Exactly as they appear, output all of the records. Skip any images.

[start GIVEN DATA]

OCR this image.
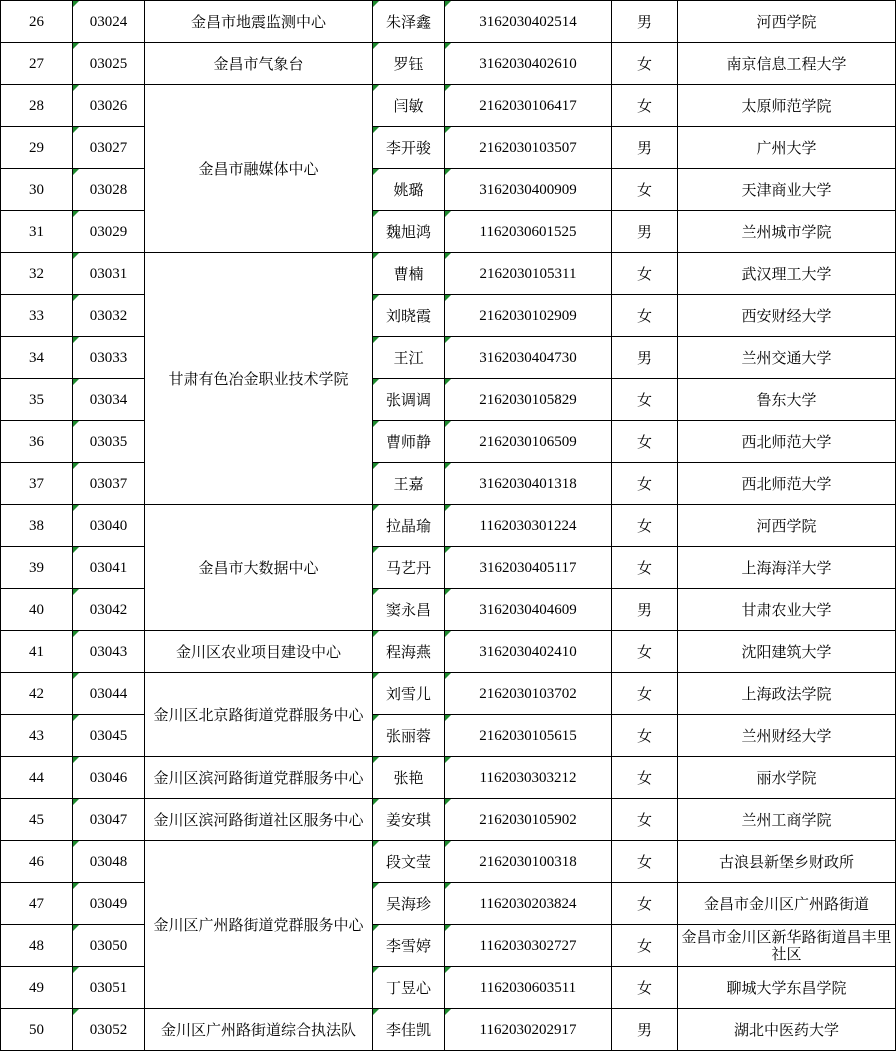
26	03024	金昌市地震监测中心	朱泽鑫	3162030402514	男	河西学院
27	03025	金昌市气象台	罗钰	3162030402610	女	南京信息工程大学
28	03026	金昌市融媒体中心	闫敏	2162030106417	女	太原师范学院
29	03027		李开骏	2162030103507	男	广州大学
30	03028		姚璐	3162030400909	女	天津商业大学
31	03029		魏旭鸿	1162030601525	男	兰州城市学院
32	03031	甘肃有色冶金职业技术学院	曹楠	2162030105311	女	武汉理工大学
33	03032		刘晓霞	2162030102909	女	西安财经大学
34	03033		王江	3162030404730	男	兰州交通大学
35	03034		张调调	2162030105829	女	鲁东大学
36	03035		曹师静	2162030106509	女	西北师范大学
37	03037		王嘉	3162030401318	女	西北师范大学
38	03040	金昌市大数据中心	拉晶瑜	1162030301224	女	河西学院
39	03041		马艺丹	3162030405117	女	上海海洋大学
40	03042		窦永昌	3162030404609	男	甘肃农业大学
41	03043	金川区农业项目建设中心	程海燕	3162030402410	女	沈阳建筑大学
42	03044	金川区北京路街道党群服务中心	刘雪儿	2162030103702	女	上海政法学院
43	03045		张丽蓉	2162030105615	女	兰州财经大学
44	03046	金川区滨河路街道党群服务中心	张艳	1162030303212	女	丽水学院
45	03047	金川区滨河路街道社区服务中心	姜安琪	2162030105902	女	兰州工商学院
46	03048	金川区广州路街道党群服务中心	段文莹	2162030100318	女	古浪县新堡乡财政所
47	03049		吴海珍	1162030203824	女	金昌市金川区广州路街道
48	03050		李雪婷	1162030302727	女	金昌市金川区新华路街道昌丰里社区
49	03051		丁昱心	1162030603511	女	聊城大学东昌学院
50	03052	金川区广州路街道综合执法队	李佳凯	1162030202917	男	湖北中医药大学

[end GIVEN DATA]

**ANSWER FOR THIS EXERCISE**.
OCR this image.
26	03024	金昌市地震监测中心	朱泽鑫	3162030402514	男	河西学院
27	03025	金昌市气象台	罗钰	3162030402610	女	南京信息工程大学
28	03026	金昌市融媒体中心	闫敏	2162030106417	女	太原师范学院
29	03027		李开骏	2162030103507	男	广州大学
30	03028		姚璐	3162030400909	女	天津商业大学
31	03029		魏旭鸿	1162030601525	男	兰州城市学院
32	03031	甘肃有色冶金职业技术学院	曹楠	2162030105311	女	武汉理工大学
33	03032		刘晓霞	2162030102909	女	西安财经大学
34	03033		王江	3162030404730	男	兰州交通大学
35	03034		张调调	2162030105829	女	鲁东大学
36	03035		曹师静	2162030106509	女	西北师范大学
37	03037		王嘉	3162030401318	女	西北师范大学
38	03040	金昌市大数据中心	拉晶瑜	1162030301224	女	河西学院
39	03041		马艺丹	3162030405117	女	上海海洋大学
40	03042		窦永昌	3162030404609	男	甘肃农业大学
41	03043	金川区农业项目建设中心	程海燕	3162030402410	女	沈阳建筑大学
42	03044	金川区北京路街道党群服务中心	刘雪儿	2162030103702	女	上海政法学院
43	03045		张丽蓉	2162030105615	女	兰州财经大学
44	03046	金川区滨河路街道党群服务中心	张艳	1162030303212	女	丽水学院
45	03047	金川区滨河路街道社区服务中心	姜安琪	2162030105902	女	兰州工商学院
46	03048	金川区广州路街道党群服务中心	段文莹	2162030100318	女	古浪县新堡乡财政所
47	03049		吴海珍	1162030203824	女	金昌市金川区广州路街道
48	03050		李雪婷	1162030302727	女	金昌市金川区新华路街道昌丰里社区
49	03051		丁昱心	1162030603511	女	聊城大学东昌学院
50	03052	金川区广州路街道综合执法队	李佳凯	1162030202917	男	湖北中医药大学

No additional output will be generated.